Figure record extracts
>> begin
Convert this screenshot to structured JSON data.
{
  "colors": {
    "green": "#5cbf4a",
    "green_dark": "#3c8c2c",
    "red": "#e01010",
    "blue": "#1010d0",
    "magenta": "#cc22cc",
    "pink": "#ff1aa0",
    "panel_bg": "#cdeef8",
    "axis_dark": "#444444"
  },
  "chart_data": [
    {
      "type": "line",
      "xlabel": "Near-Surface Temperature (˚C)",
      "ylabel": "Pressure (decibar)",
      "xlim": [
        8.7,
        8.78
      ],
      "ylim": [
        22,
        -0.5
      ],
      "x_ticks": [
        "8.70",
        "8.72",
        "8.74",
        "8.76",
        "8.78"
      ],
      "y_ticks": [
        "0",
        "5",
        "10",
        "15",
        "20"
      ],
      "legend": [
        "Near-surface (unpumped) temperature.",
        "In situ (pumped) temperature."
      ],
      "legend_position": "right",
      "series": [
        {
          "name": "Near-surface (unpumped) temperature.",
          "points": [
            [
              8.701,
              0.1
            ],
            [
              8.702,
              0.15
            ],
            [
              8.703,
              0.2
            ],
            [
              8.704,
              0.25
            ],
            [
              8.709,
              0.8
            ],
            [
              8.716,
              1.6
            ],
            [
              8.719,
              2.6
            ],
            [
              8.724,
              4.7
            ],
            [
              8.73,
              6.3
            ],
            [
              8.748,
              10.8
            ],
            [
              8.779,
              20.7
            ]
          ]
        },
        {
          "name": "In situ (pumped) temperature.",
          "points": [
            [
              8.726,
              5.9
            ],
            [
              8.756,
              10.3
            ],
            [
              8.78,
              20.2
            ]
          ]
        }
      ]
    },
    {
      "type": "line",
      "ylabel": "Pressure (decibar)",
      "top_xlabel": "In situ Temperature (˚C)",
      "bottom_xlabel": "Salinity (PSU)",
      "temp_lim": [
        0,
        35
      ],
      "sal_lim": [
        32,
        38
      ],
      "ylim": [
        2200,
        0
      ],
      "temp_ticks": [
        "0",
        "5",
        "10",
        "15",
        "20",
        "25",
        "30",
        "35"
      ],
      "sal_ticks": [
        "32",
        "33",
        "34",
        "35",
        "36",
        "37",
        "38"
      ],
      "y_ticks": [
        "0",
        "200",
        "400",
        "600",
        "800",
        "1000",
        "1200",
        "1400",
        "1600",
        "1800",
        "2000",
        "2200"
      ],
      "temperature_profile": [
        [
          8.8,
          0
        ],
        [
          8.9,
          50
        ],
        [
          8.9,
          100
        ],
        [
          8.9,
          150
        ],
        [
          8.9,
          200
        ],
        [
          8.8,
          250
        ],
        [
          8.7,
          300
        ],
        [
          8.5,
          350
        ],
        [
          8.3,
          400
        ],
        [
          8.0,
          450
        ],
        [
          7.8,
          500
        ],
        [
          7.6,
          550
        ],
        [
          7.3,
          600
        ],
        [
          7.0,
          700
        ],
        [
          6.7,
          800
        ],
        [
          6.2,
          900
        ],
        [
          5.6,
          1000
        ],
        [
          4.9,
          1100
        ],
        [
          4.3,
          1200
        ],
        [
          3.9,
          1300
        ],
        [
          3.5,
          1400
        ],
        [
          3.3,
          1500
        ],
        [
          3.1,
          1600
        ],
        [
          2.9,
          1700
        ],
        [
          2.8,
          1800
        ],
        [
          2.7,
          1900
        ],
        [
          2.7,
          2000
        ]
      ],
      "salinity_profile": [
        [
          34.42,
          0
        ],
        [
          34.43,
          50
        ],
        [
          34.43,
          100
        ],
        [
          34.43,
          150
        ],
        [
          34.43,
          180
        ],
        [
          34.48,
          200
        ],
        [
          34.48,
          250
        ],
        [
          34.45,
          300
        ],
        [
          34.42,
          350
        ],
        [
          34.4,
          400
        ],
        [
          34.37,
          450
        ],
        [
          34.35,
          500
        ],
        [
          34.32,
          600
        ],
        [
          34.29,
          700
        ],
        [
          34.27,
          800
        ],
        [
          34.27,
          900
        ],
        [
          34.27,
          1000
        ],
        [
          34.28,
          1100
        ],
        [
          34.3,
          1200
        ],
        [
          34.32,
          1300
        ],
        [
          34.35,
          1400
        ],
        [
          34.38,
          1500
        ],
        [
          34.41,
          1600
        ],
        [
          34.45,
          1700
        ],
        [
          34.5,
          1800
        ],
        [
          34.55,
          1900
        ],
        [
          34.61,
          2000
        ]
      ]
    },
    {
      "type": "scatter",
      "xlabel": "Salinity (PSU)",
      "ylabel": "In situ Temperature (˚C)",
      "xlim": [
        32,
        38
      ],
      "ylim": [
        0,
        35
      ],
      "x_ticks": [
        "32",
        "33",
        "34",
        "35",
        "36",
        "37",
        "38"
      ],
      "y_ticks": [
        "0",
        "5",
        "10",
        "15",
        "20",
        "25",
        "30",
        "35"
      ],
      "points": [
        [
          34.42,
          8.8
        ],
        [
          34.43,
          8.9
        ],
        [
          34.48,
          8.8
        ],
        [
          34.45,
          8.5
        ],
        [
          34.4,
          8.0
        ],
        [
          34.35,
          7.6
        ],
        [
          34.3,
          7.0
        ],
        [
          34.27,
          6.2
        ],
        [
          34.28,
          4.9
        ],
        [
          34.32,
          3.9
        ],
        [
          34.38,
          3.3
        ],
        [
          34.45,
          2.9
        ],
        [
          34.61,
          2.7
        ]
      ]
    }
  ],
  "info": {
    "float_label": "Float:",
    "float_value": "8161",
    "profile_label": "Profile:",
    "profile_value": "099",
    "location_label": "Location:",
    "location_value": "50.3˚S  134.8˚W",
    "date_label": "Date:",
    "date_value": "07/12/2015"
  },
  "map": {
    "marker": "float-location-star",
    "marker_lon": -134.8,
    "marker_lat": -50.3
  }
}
>> end
*Aim*. Above are the records; copy every line in them that holds the word "unpumped".

*Complete response*.
        "Near-surface (unpumped) temperature.",
          "name": "Near-surface (unpumped) temperature.",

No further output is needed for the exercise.